> _WHAT IS NEEDED_: Every line that includes the word "živnostníků" is to be listed.

Stored records

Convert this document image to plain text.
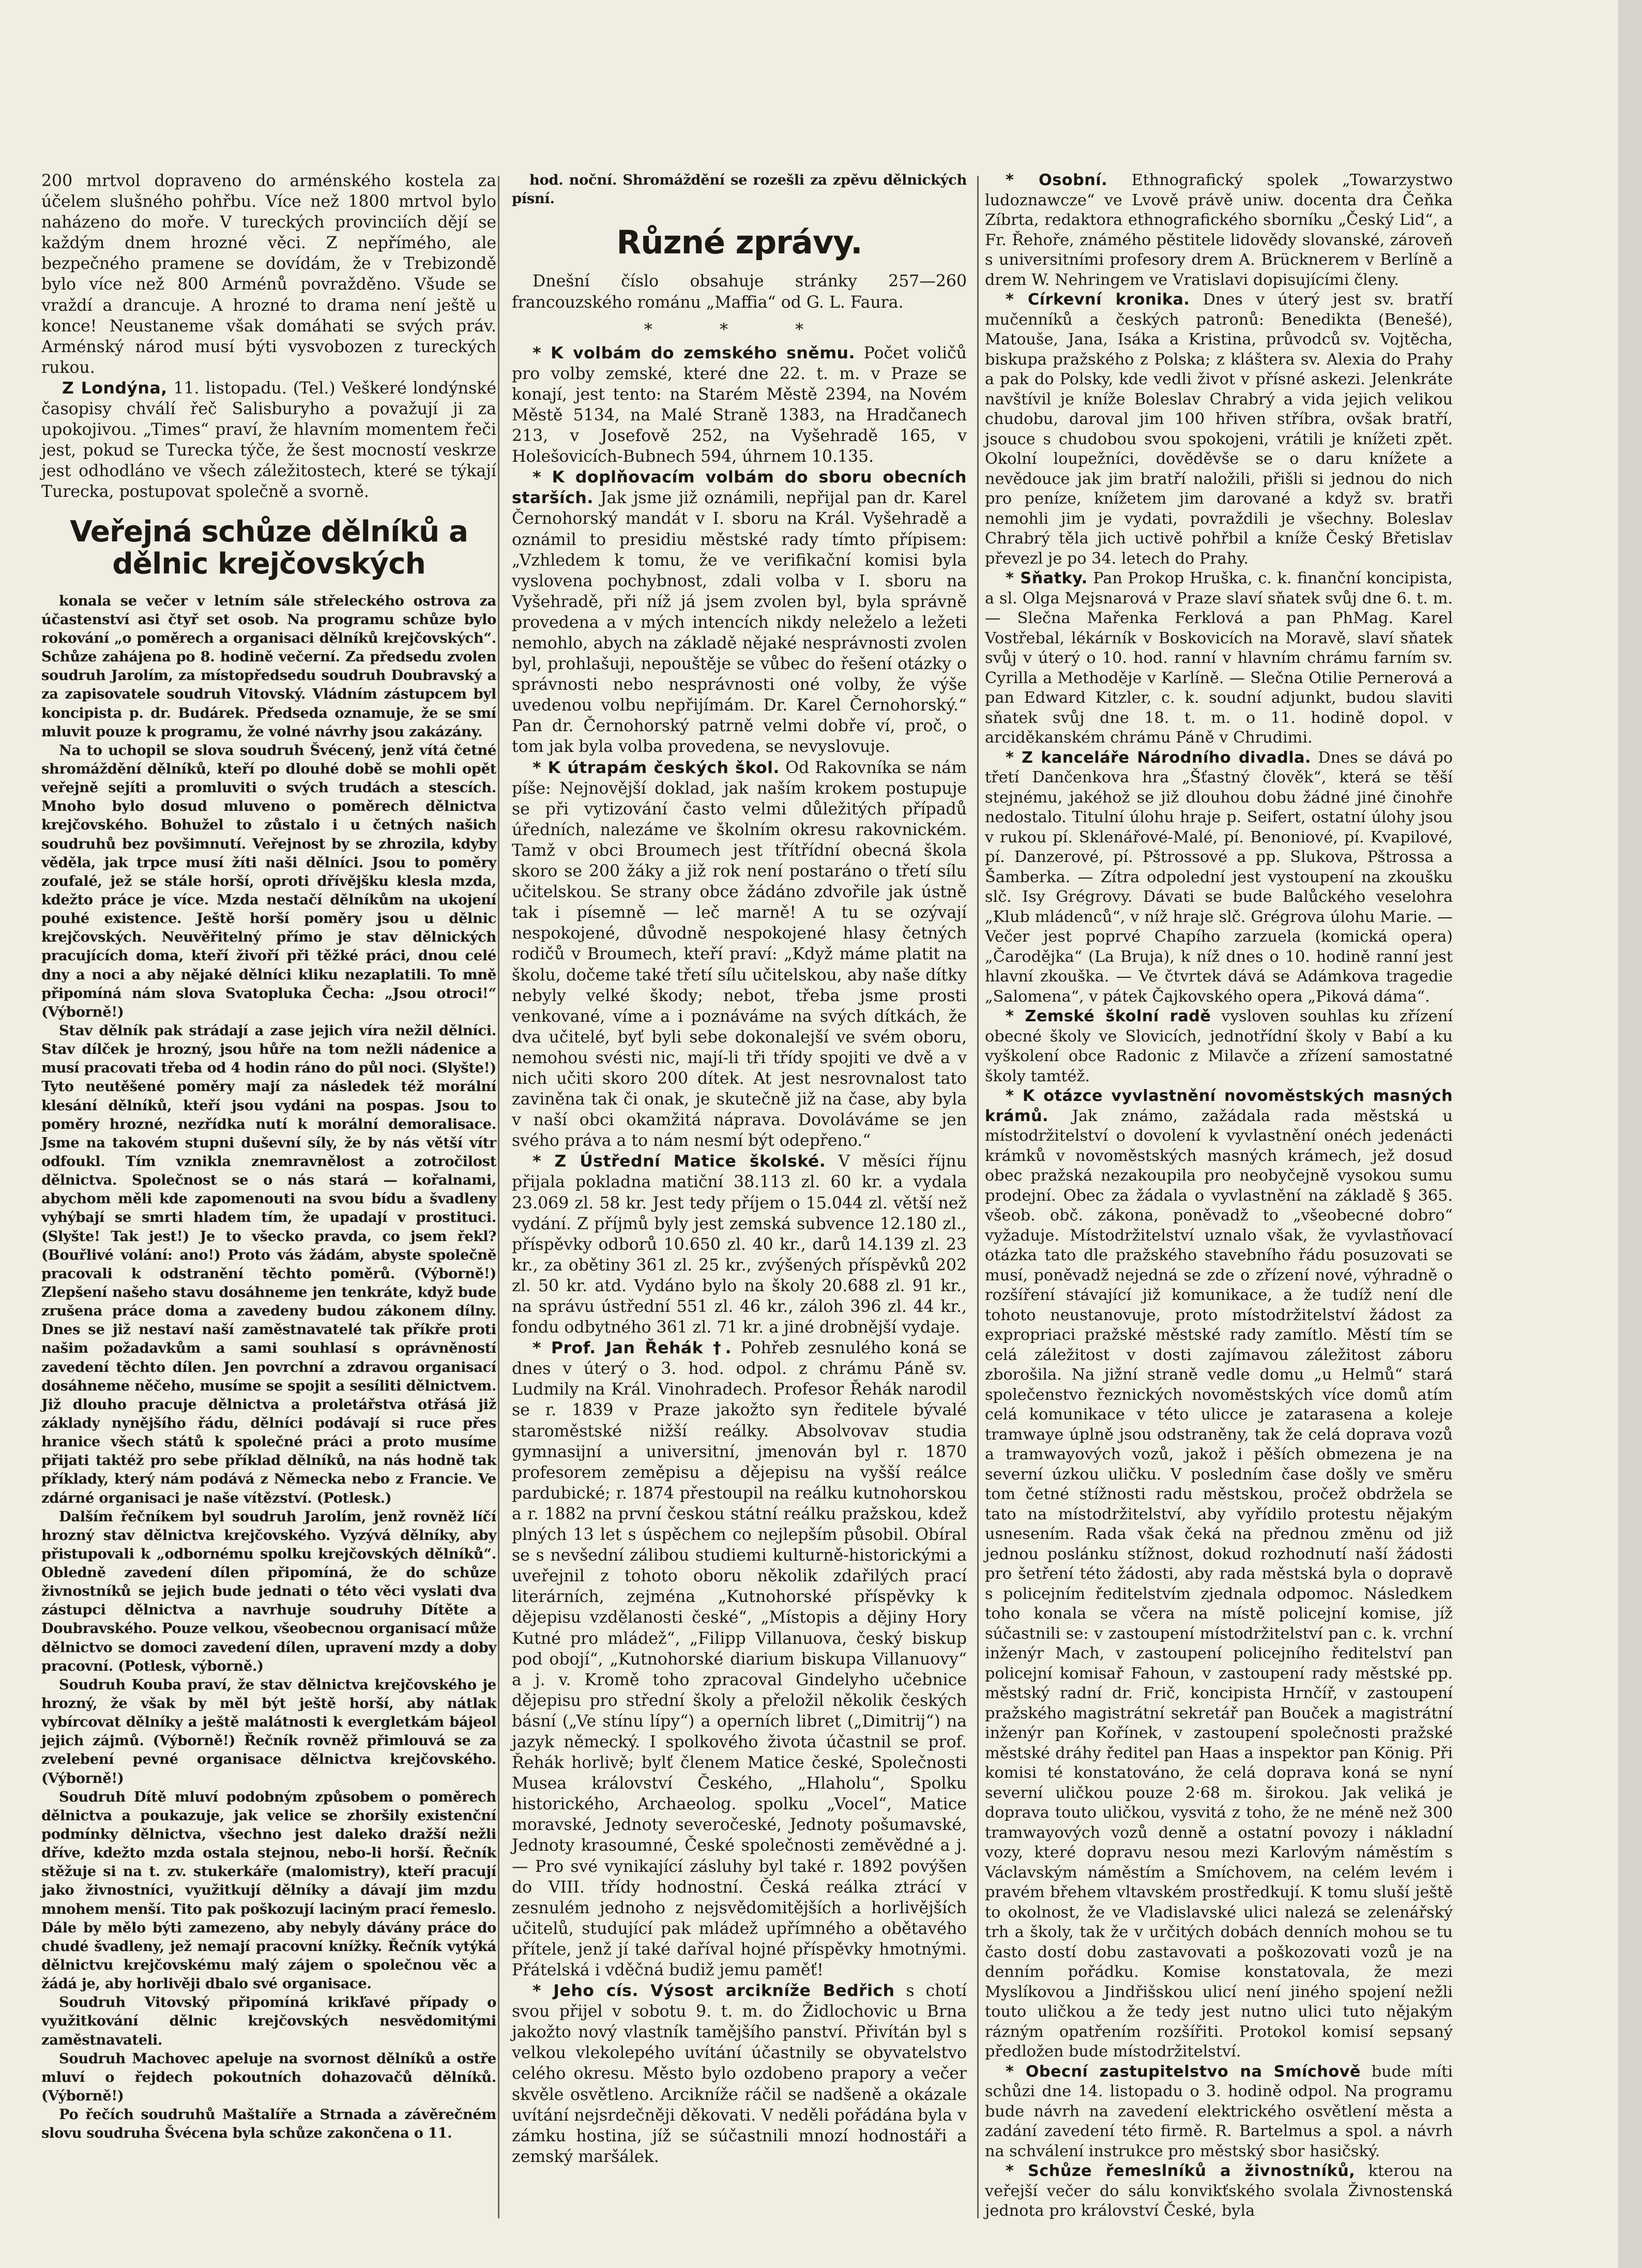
200 mrtvol dopraveno do arménského kostela za účelem slušného pohřbu. Více než 1800 mrtvol bylo naházeno do moře. V tureckých provinciích dějí se každým dnem hrozné věci. Z nepřímého, ale bezpečného pramene se dovídám, že v Trebizondě bylo více než 800 Arménů povražděno. Všude se vraždí a drancuje. A hrozné to drama není ještě u konce! Neustaneme však domáhati se svých práv. Arménský národ musí býti vysvobozen z tureckých rukou.

Z Londýna, 11. listopadu. (Tel.) Veškeré londýnské časopisy chválí řeč Salisburyho a považují ji za upokojivou. „Times“ praví, že hlavním momentem řeči jest, pokud se Turecka týče, že šest mocností veskrze jest odhodláno ve všech záležitostech, které se týkají Turecka, postupovat společně a svorně.

Veřejná schůze dělníků a dělnic krejčovských

konala se večer v letním sále střeleckého ostrova za účastenství asi čtyř set osob. Na programu schůze bylo rokování „o poměrech a organisaci dělníků krejčovských“. Schůze zahájena po 8. hodině večerní. Za předsedu zvolen soudruh Jarolím, za místopředsedu soudruh Doubravský a za zapisovatele soudruh Vitovský. Vládním zástupcem byl koncipista p. dr. Budárek. Předseda oznamuje, že se smí mluvit pouze k programu, že volné návrhy jsou zakázány.

Na to uchopil se slova soudruh Švécený, jenž vítá četné shromáždění dělníků, kteří po dlouhé době se mohli opět veřejně sejíti a promluviti o svých trudách a stescích. Mnoho bylo dosud mluveno o poměrech dělnictva krejčovského. Bohužel to zůstalo i u četných našich soudruhů bez povšimnutí. Veřejnost by se zhrozila, kdyby věděla, jak trpce musí žíti naši dělníci. Jsou to poměry zoufalé, jež se stále horší, oproti dřívějšku klesla mzda, kdežto práce je více. Mzda nestačí dělníkům na ukojení pouhé existence. Ještě horší poměry jsou u dělnic krejčovských. Neuvěřitelný přímo je stav dělnických pracujících doma, kteří živoří při těžké práci, dnou celé dny a noci a aby nějaké dělníci kliku nezaplatili. To mně připomíná nám slova Svatopluka Čecha: „Jsou otroci!“ (Výborně!)

Stav dělník pak strádají a zase jejich víra nežil dělníci. Stav dílček je hrozný, jsou hůře na tom nežli nádenice a musí pracovati třeba od 4 hodin ráno do půl noci. (Slyšte!) Tyto neutěšené poměry mají za následek též morální klesání dělníků, kteří jsou vydáni na pospas. Jsou to poměry hrozné, nezřídka nutí k morální demoralisace. Jsme na takovém stupni duševní síly, že by nás větší vítr odfoukl. Tím vznikla znemravnělost a zotročilost dělnictva. Společnost se o nás stará — kořalnami, abychom měli kde zapomenouti na svou bídu a švadleny vyhýbají se smrti hladem tím, že upadají v prostituci. (Slyšte! Tak jest!) Je to všecko pravda, co jsem řekl? (Bouřlivé volání: ano!) Proto vás žádám, abyste společně pracovali k odstranění těchto poměrů. (Výborně!) Zlepšení našeho stavu dosáhneme jen tenkráte, když bude zrušena práce doma a zavedeny budou zákonem dílny. Dnes se již nestaví naší zaměstnavatelé tak příkře proti našim požadavkům a sami souhlasí s oprávněností zavedení těchto dílen. Jen povrchní a zdravou organisací dosáhneme něčeho, musíme se spojit a sesíliti dělnictvem. Již dlouho pracuje dělnictva a proletářstva otřásá již základy nynějšího řádu, dělníci podávají si ruce přes hranice všech států k společné práci a proto musíme přijati taktéž pro sebe příklad dělníků, na nás hodně tak příklady, který nám podává z Německa nebo z Francie. Ve zdárné organisaci je naše vítězství. (Potlesk.)

Dalším řečníkem byl soudruh Jarolím, jenž rovněž líčí hrozný stav dělnictva krejčovského. Vyzývá dělníky, aby přistupovali k „odbornému spolku krejčovských dělníků“. Obledně zavedení dílen připomíná, že do schůze živnostníků se jejich bude jednati o této věci vyslati dva zástupci dělnictva a navrhuje soudruhy Dítěte a Doubravského. Pouze velkou, všeobecnou organisací může dělnictvo se domoci zavedení dílen, upravení mzdy a doby pracovní. (Potlesk, výborně.)

Soudruh Kouba praví, že stav dělnictva krejčovského je hrozný, že však by měl být ještě horší, aby nátlak vybírcovat dělníky a ještě malátnosti k evergletkám bájeol jejich zájmů. (Výborně!) Řečník rovněž přimlouvá se za zvelebení pevné organisace dělnictva krejčovského. (Výborně!)

Soudruh Dítě mluví podobným způsobem o poměrech dělnictva a poukazuje, jak velice se zhoršily existenční podmínky dělnictva, všechno jest daleko dražší nežli dříve, kdežto mzda ostala stejnou, nebo-li horší. Řečník stěžuje si na t. zv. stukerkáře (malomistry), kteří pracují jako živnostníci, využitkují dělníky a dávají jim mzdu mnohem menší. Tito pak poškozují laciným prací řemeslo. Dále by mělo býti zamezeno, aby nebyly dávány práce do chudé švadleny, jež nemají pracovní knížky. Řečník vytýká dělnictvu krejčovskému malý zájem o společnou věc a žádá je, aby horlivěji dbalo své organisace.

Soudruh Vitovský připomíná krikľavé případy o využitkování dělnic krejčovských nesvědomitými zaměstnavateli.

Soudruh Machovec apeluje na svornost dělníků a ostře mluví o řejdech pokoutních dohazovačů dělníků. (Výborně!)

Po řečích soudruhů Maštalíře a Strnada a závěrečném slovu soudruha Švécena byla schůze zakončena o 11.

hod. noční. Shromáždění se rozešli za zpěvu dělnických písní.

Různé zprávy.

Dnešní číslo obsahuje stránky 257—260 francouzského románu „Maffia“ od G. L. Faura.

* * *

* K volbám do zemského sněmu. Počet voličů pro volby zemské, které dne 22. t. m. v Praze se konají, jest tento: na Starém Městě 2394, na Novém Městě 5134, na Malé Straně 1383, na Hradčanech 213, v Josefově 252, na Vyšehradě 165, v Holešovicích-Bubnech 594, úhrnem 10.135.

* K doplňovacím volbám do sboru obecních starších. Jak jsme již oznámili, nepřijal pan dr. Karel Černohorský mandát v I. sboru na Král. Vyšehradě a oznámil to presidiu městské rady tímto přípisem: „Vzhledem k tomu, že ve verifikační komisi byla vyslovena pochybnost, zdali volba v I. sboru na Vyšehradě, při níž já jsem zvolen byl, byla správně provedena a v mých intencích nikdy neleželo a ležeti nemohlo, abych na základě nějaké nesprávnosti zvolen byl, prohlašuji, nepouštěje se vůbec do řešení otázky o správnosti nebo nesprávnosti oné volby, že výše uvedenou volbu nepřijímám. Dr. Karel Černohorský.“ Pan dr. Černohorský patrně velmi dobře ví, proč, o tom jak byla volba provedena, se nevyslovuje.

* K útrapám českých škol. Od Rakovníka se nám píše: Nejnovější doklad, jak naším krokem postupuje se při vytizování často velmi důležitých případů úředních, nalezáme ve školním okresu rakovnickém. Tamž v obci Broumech jest třítřídní obecná škola skoro se 200 žáky a již rok není postaráno o třetí sílu učitelskou. Se strany obce žádáno zdvořile jak ústně tak i písemně — leč marně! A tu se ozývají nespokojené, důvodně nespokojené hlasy četných rodičů v Broumech, kteří praví: „Když máme platit na školu, dočeme také třetí sílu učitelskou, aby naše dítky nebyly velké škody; nebot, třeba jsme prosti venkované, víme a i poznáváme na svých dítkách, že dva učitelé, byť byli sebe dokonalejší ve svém oboru, nemohou svésti nic, mají-li tři třídy spojiti ve dvě a v nich učiti skoro 200 dítek. At jest nesrovnalost tato zaviněna tak či onak, je skutečně již na čase, aby byla v naší obci okamžitá náprava. Dovoláváme se jen svého práva a to nám nesmí být odepřeno.“

* Z Ústřední Matice školské. V měsíci říjnu přijala pokladna matiční 38.113 zl. 60 kr. a vydala 23.069 zl. 58 kr. Jest tedy příjem o 15.044 zl. větší než vydání. Z příjmů byly jest zemská subvence 12.180 zl., příspěvky odborů 10.650 zl. 40 kr., darů 14.139 zl. 23 kr., za obětiny 361 zl. 25 kr., zvýšených příspěvků 202 zl. 50 kr. atd. Vydáno bylo na školy 20.688 zl. 91 kr., na správu ústřední 551 zl. 46 kr., záloh 396 zl. 44 kr., fondu odbytného 361 zl. 71 kr. a jiné drobnější vydaje.

* Prof. Jan Řehák †. Pohřeb zesnulého koná se dnes v úterý o 3. hod. odpol. z chrámu Páně sv. Ludmily na Král. Vinohradech. Profesor Řehák narodil se r. 1839 v Praze jakožto syn ředitele bývalé staroměstské nižší reálky. Absolvovav studia gymnasijní a universitní, jmenován byl r. 1870 profesorem zeměpisu a dějepisu na vyšší reálce pardubické; r. 1874 přestoupil na reálku kutnohorskou a r. 1882 na první českou státní reálku pražskou, kdež plných 13 let s úspěchem co nejlepším působil. Obíral se s nevšední zálibou studiemi kulturně-historickými a uveřejnil z tohoto oboru několik zdařilých prací literárních, zejména „Kutnohorské příspěvky k dějepisu vzdělanosti české“, „Místopis a dějiny Hory Kutné pro mládež“, „Filipp Villanuova, český biskup pod obojí“, „Kutnohorské diarium biskupa Villanuovy“ a j. v. Kromě toho zpracoval Gindelyho učebnice dějepisu pro střední školy a přeložil několik českých básní („Ve stínu lípy“) a operních libret („Dimitrij“) na jazyk německý. I spolkového života účastnil se prof. Řehák horlivě; bylť členem Matice české, Společnosti Musea království Českého, „Hlaholu“, Spolku historického, Archaeolog. spolku „Vocel“, Matice moravské, Jednoty severočeské, Jednoty pošumavské, Jednoty krasoumné, České společnosti zeměvědné a j. — Pro své vynikající zásluhy byl také r. 1892 povýšen do VIII. třídy hodnostní. Česká reálka ztrácí v zesnulém jednoho z nejsvědomitějších a horlivějších učitelů, studující pak mládež upřímného a obětavého přítele, jenž jí také daříval hojné příspěvky hmotnými. Přátelská i vděčná budiž jemu paměť!

* Jeho cís. Výsost arcikníže Bedřich s chotí svou přijel v sobotu 9. t. m. do Židlochovic u Brna jakožto nový vlastník tamějšího panství. Přivítán byl s velkou vlekolepého uvítání účastnily se obyvatelstvo celého okresu. Město bylo ozdobeno prapory a večer skvěle osvětleno. Arcikníže ráčil se nadšeně a okázale uvítání nejsrdečněji děkovati. V neděli pořádána byla v zámku hostina, jíž se súčastnili mnozí hodnostáři a zemský maršálek.

* Osobní. Ethnografický spolek „Towarzystwo ludoznawcze“ ve Lvově právě uniw. docenta dra Čeňka Zíbrta, redaktora ethnografického sborníku „Český Lid“, a Fr. Řehoře, známého pěstitele lidovědy slovanské, zároveň s universitními profesory drem A. Brücknerem v Berlíně a drem W. Nehringem ve Vratislavi dopisujícími členy.

* Církevní kronika. Dnes v úterý jest sv. bratří mučenníků a českých patronů: Benedikta (Benešé), Matouše, Jana, Isáka a Kristina, průvodců sv. Vojtěcha, biskupa pražského z Polska; z kláštera sv. Alexia do Prahy a pak do Polsky, kde vedli život v přísné askezi. Jelenkráte navštívil je kníže Boleslav Chrabrý a vida jejich velikou chudobu, daroval jim 100 hřiven stříbra, ovšak bratří, jsouce s chudobou svou spokojeni, vrátili je knížeti zpět. Okolní loupežníci, dověděvše se o daru knížete a nevědouce jak jim bratří naložili, přišli si jednou do nich pro peníze, knížetem jim darované a když sv. bratři nemohli jim je vydati, povraždili je všechny. Boleslav Chrabrý těla jich uctivě pohřbil a kníže Český Břetislav převezl je po 34. letech do Prahy.

* Sňatky. Pan Prokop Hruška, c. k. finanční koncipista, a sl. Olga Mejsnarová v Praze slaví sňatek svůj dne 6. t. m. — Slečna Mařenka Ferklová a pan PhMag. Karel Vostřebal, lékárník v Boskovicích na Moravě, slaví sňatek svůj v úterý o 10. hod. ranní v hlavním chrámu farním sv. Cyrilla a Methoděje v Karlíně. — Slečna Otilie Pernerová a pan Edward Kitzler, c. k. soudní adjunkt, budou slaviti sňatek svůj dne 18. t. m. o 11. hodině dopol. v arciděkanském chrámu Páně v Chrudimi.

* Z kanceláře Národního divadla. Dnes se dává po třetí Dančenkova hra „Šťastný člověk“, která se těší stejnému, jakéhož se již dlouhou dobu žádné jiné činohře nedostalo. Titulní úlohu hraje p. Seifert, ostatní úlohy jsou v rukou pí. Sklenářové-Malé, pí. Benoniové, pí. Kvapilové, pí. Danzerové, pí. Pštrossové a pp. Slukova, Pštrossa a Šamberka. — Zítra odpolední jest vystoupení na zkoušku slč. Isy Grégrovy. Dávati se bude Balůckého veselohra „Klub mládenců“, v níž hraje slč. Grégrova úlohu Marie. — Večer jest poprvé Chapího zarzuela (komická opera) „Čarodějka“ (La Bruja), k níž dnes o 10. hodině ranní jest hlavní zkouška. — Ve čtvrtek dává se Adámkova tragedie „Salomena“, v pátek Čajkovského opera „Piková dáma“.

* Zemské školní radě vysloven souhlas ku zřízení obecné školy ve Slovicích, jednotřídní školy v Babí a ku vyškolení obce Radonic z Milavče a zřízení samostatné školy tamtéž.

* K otázce vyvlastnění novoměstských masných krámů. Jak známo, zažádala rada městská u místodržitelství o dovolení k vyvlastnění onéch jedenácti krámků v novoměstských masných krámech, jež dosud obec pražská nezakoupila pro neobyčejně vysokou sumu prodejní. Obec za žádala o vyvlastnění na základě § 365. všeob. obč. zákona, poněvadž to „všeobecné dobro“ vyžaduje. Místodržitelství uznalo však, že vyvlastňovací otázka tato dle pražského stavebního řádu posuzovati se musí, poněvadž nejedná se zde o zřízení nové, výhradně o rozšíření stávající již komunikace, a že tudíž není dle tohoto neustanovuje, proto místodržitelství žádost za expropriaci pražské městské rady zamítlo. Městí tím se celá záležitost v dosti zajímavou záležitost záboru zborošila. Na jižní straně vedle domu „u Helmů“ stará společenstvo řeznických novoměstských více domů atím celá komunikace v této ulicce je zatarasena a koleje tramwaye úplně jsou odstraněny, tak že celá doprava vozů a tramwayových vozů, jakož i pěších obmezena je na severní úzkou uličku. V posledním čase došly ve směru tom četné stížnosti radu městskou, pročež obdržela se tato na místodržitelství, aby vyřídilo protestu nějakým usnesením. Rada však čeká na přednou změnu od již jednou poslánku stížnost, dokud rozhodnutí naší žádosti pro šetření této žádosti, aby rada městská byla o dopravě s policejním ředitelstvím zjednala odpomoc. Následkem toho konala se včera na místě policejní komise, jíž súčastnili se: v zastoupení místodržitelství pan c. k. vrchní inženýr Mach, v zastoupení policejního ředitelství pan policejní komisař Fahoun, v zastoupení rady městské pp. městský radní dr. Frič, koncipista Hrnčíř, v zastoupení pražského magistrátní sekretář pan Bouček a magistrátní inženýr pan Kořínek, v zastoupení společnosti pražské městské dráhy ředitel pan Haas a inspektor pan König. Při komisi té konstatováno, že celá doprava koná se nyní severní uličkou pouze 2·68 m. širokou. Jak veliká je doprava touto uličkou, vysvitá z toho, že ne méně než 300 tramwayových vozů denně a ostatní povozy i nákladní vozy, které dopravu nesou mezi Karlovým náměstím s Václavským náměstím a Smíchovem, na celém levém i pravém břehem vltavském prostředkují. K tomu sluší ještě to okolnost, že ve Vladislavské ulici nalezá se zelenářský trh a školy, tak že v určitých dobách denních mohou se tu často dostí dobu zastavovati a poškozovati vozů je na denním pořádku. Komise konstatovala, že mezi Myslíkovou a Jindřišskou ulicí není jiného spojení nežli touto uličkou a že tedy jest nutno ulici tuto nějakým rázným opatřením rozšířiti. Protokol komisí sepsaný předložen bude místodržitelství.

* Obecní zastupitelstvo na Smíchově bude míti schůzi dne 14. listopadu o 3. hodině odpol. Na programu bude návrh na zavedení elektrického osvětlení města a zadání zavedení této firmě. R. Bartelmus a spol. a návrh na schválení instrukce pro městský sbor hasičský.

* Schůze řemeslníků a živnostníků, kterou na veřejší večer do sálu konvikťského svolala Živnostenská jednota pro království České, byla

> _RESPONSE TO THIS TASK_:
Dalším řečníkem byl soudruh Jarolím, jenž rovněž líčí hrozný stav dělnictva krejčovského. Vyzývá dělníky, aby přistupovali k „odbornému spolku krejčovských dělníků“. Obledně zavedení dílen připomíná, že do schůze živnostníků se jejich bude jednati o této věci vyslati dva zástupci dělnictva a navrhuje soudruhy Dítěte a Doubravského. Pouze velkou, všeobecnou organisací může dělnictvo se domoci zavedení dílen, upravení mzdy a doby pracovní. (Potlesk, výborně.)
* Schůze řemeslníků a živnostníků, kterou na veřejší večer do sálu konvikťského svolala Živnostenská jednota pro království České, byla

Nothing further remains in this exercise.